INSTRUCTIONS FOR THE TASK
Look through the lines below and extract any with the word "marker".

Recorded data
* * * *
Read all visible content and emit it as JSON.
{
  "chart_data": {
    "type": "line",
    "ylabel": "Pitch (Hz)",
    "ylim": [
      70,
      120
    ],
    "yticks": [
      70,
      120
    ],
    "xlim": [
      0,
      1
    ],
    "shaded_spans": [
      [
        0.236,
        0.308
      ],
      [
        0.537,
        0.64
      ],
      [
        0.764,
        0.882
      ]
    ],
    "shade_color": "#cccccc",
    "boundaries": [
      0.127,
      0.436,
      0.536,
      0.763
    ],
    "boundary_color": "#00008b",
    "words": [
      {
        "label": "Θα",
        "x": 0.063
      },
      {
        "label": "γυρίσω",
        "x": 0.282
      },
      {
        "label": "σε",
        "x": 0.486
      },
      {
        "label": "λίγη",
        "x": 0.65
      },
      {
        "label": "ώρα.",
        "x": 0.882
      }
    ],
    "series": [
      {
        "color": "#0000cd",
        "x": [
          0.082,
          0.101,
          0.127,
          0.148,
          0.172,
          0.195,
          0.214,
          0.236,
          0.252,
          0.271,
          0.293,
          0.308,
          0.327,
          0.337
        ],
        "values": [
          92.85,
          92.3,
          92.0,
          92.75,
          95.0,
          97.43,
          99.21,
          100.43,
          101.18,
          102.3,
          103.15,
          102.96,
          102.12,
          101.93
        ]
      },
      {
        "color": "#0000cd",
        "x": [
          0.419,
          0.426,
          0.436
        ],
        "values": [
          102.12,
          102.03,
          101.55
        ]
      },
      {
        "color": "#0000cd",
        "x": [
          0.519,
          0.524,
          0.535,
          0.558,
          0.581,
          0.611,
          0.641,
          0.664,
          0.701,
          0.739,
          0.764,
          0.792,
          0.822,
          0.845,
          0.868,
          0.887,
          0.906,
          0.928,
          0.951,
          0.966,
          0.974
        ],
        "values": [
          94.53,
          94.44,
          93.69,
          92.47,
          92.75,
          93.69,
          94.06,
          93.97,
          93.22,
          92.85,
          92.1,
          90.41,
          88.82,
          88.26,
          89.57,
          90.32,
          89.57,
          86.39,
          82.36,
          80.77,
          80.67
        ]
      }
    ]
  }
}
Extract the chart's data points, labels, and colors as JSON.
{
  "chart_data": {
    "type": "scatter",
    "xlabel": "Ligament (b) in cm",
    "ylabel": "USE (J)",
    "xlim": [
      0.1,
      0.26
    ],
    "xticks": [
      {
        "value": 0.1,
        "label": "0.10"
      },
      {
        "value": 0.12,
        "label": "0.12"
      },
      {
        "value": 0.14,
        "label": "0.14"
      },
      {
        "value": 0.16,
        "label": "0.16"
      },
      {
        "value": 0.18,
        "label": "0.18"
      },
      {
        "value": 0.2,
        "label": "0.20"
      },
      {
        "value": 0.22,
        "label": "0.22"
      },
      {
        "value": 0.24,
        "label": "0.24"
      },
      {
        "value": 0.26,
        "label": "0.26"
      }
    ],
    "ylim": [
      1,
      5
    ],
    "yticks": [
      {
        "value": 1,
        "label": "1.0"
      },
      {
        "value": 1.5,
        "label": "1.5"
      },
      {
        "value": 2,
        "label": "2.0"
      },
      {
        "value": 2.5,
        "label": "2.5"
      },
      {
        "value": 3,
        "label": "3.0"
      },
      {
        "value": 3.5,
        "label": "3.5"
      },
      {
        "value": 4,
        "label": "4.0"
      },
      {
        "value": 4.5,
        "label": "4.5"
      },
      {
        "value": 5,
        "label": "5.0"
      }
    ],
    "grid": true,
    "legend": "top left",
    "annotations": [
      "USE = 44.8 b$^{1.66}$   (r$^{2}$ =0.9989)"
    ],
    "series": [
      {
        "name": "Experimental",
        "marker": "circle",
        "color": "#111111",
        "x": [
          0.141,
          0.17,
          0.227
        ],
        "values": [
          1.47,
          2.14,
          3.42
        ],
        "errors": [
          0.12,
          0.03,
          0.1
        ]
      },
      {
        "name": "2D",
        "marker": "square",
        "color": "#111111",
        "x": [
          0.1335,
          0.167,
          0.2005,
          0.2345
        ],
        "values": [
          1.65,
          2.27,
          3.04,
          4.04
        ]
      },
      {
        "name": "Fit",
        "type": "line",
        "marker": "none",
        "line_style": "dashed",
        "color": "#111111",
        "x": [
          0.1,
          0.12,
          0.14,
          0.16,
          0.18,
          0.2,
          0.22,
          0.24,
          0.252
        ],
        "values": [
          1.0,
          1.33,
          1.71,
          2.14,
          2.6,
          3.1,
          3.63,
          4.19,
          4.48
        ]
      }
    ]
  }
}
* * * *
ANSWER FOR THIS EXERCISE
        "marker": "circle",
        "marker": "square",
        "marker": "none",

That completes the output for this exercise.